Find the lines with "Résolution" in them and copy them out.

Saved entries

---+---

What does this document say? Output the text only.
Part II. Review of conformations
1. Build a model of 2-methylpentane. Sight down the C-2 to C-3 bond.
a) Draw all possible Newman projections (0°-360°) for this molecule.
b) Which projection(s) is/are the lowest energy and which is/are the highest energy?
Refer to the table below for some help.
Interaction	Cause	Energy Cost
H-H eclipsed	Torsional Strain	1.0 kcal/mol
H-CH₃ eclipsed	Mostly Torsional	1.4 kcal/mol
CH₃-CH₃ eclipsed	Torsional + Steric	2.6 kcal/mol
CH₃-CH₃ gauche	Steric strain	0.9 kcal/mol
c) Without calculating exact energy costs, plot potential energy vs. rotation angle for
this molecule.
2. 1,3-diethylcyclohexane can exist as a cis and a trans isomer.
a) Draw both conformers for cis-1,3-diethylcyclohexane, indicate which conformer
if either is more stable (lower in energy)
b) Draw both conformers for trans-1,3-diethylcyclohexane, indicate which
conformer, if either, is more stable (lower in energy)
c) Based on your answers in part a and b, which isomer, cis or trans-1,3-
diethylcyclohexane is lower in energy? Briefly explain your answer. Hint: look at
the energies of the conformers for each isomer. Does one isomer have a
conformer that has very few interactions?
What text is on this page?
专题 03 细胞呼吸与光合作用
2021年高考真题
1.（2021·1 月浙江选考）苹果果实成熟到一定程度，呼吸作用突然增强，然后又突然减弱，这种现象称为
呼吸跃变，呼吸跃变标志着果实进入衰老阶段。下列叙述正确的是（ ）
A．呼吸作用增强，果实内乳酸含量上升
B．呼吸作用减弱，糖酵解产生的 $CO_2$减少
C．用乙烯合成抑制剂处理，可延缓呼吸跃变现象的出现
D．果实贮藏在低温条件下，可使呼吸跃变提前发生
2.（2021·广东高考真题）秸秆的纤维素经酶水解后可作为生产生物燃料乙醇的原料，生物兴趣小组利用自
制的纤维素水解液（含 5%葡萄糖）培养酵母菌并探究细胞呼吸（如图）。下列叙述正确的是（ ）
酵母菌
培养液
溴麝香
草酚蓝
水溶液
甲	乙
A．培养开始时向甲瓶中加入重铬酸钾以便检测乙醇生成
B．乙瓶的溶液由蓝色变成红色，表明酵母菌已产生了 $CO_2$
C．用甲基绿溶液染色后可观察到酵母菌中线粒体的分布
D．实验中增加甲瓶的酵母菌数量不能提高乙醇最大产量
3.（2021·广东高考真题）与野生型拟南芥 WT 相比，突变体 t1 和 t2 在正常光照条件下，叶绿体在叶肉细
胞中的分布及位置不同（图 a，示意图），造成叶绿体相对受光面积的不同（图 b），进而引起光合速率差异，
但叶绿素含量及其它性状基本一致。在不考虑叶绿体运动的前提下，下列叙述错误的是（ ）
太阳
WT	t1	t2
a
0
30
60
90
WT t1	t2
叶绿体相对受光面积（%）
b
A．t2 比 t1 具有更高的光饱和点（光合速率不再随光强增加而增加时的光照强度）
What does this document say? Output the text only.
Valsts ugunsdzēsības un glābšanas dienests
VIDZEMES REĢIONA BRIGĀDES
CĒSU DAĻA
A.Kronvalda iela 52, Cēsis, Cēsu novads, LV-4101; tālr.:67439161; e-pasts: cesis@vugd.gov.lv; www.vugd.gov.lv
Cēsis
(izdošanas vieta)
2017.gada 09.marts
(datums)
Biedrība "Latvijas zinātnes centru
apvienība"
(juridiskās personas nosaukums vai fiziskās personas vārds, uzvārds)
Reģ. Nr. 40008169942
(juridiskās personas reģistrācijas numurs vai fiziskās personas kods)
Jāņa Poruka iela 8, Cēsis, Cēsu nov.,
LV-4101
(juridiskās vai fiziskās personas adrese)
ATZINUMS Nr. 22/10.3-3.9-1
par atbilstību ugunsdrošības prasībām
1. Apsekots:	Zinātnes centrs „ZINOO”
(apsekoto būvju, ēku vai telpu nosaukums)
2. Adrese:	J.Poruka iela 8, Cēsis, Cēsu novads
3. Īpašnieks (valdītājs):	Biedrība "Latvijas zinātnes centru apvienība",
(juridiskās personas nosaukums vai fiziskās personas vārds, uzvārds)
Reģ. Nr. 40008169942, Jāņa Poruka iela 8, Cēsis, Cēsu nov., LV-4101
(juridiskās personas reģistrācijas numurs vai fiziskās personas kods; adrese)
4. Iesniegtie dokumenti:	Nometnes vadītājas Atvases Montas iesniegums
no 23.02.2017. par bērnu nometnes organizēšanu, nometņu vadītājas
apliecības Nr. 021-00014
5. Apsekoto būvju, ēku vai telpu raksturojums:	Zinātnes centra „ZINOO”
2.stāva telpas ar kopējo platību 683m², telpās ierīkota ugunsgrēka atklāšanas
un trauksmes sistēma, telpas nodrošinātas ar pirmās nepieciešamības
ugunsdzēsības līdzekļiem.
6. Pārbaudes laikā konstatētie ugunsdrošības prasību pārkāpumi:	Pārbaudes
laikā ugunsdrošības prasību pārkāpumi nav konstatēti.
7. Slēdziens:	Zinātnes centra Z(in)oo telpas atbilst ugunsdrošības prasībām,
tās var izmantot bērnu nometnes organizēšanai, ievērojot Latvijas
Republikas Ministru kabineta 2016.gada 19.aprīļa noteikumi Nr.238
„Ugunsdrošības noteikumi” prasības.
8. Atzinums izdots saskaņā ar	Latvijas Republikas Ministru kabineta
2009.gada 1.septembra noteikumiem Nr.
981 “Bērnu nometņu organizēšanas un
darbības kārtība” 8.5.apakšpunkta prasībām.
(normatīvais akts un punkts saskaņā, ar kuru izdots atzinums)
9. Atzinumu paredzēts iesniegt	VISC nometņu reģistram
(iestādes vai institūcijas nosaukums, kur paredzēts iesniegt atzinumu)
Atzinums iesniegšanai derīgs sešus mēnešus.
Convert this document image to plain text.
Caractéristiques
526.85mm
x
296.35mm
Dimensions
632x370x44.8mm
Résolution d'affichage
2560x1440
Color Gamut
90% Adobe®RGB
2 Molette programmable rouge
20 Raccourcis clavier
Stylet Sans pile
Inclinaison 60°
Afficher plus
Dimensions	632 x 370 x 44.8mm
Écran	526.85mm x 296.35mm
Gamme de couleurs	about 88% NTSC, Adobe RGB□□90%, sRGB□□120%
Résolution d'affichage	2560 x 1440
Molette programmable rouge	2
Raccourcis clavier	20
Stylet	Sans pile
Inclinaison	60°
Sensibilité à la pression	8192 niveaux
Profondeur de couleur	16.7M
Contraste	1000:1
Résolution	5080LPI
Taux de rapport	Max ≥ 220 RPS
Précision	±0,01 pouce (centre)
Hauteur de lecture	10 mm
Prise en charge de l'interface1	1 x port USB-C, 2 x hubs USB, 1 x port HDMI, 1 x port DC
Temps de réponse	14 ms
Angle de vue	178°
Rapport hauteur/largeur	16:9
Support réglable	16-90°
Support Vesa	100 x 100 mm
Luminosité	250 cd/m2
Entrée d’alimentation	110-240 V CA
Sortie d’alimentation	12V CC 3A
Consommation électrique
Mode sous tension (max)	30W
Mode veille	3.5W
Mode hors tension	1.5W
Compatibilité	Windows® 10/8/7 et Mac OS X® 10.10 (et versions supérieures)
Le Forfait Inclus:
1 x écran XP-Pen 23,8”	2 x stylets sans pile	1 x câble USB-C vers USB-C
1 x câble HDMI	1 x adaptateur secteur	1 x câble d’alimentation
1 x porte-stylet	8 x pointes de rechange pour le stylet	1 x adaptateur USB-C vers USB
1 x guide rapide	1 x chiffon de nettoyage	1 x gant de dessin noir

---+---

» Answer to the exercise
Résolution d'affichage
Résolution d'affichage	2560 x 1440
Résolution	5080LPI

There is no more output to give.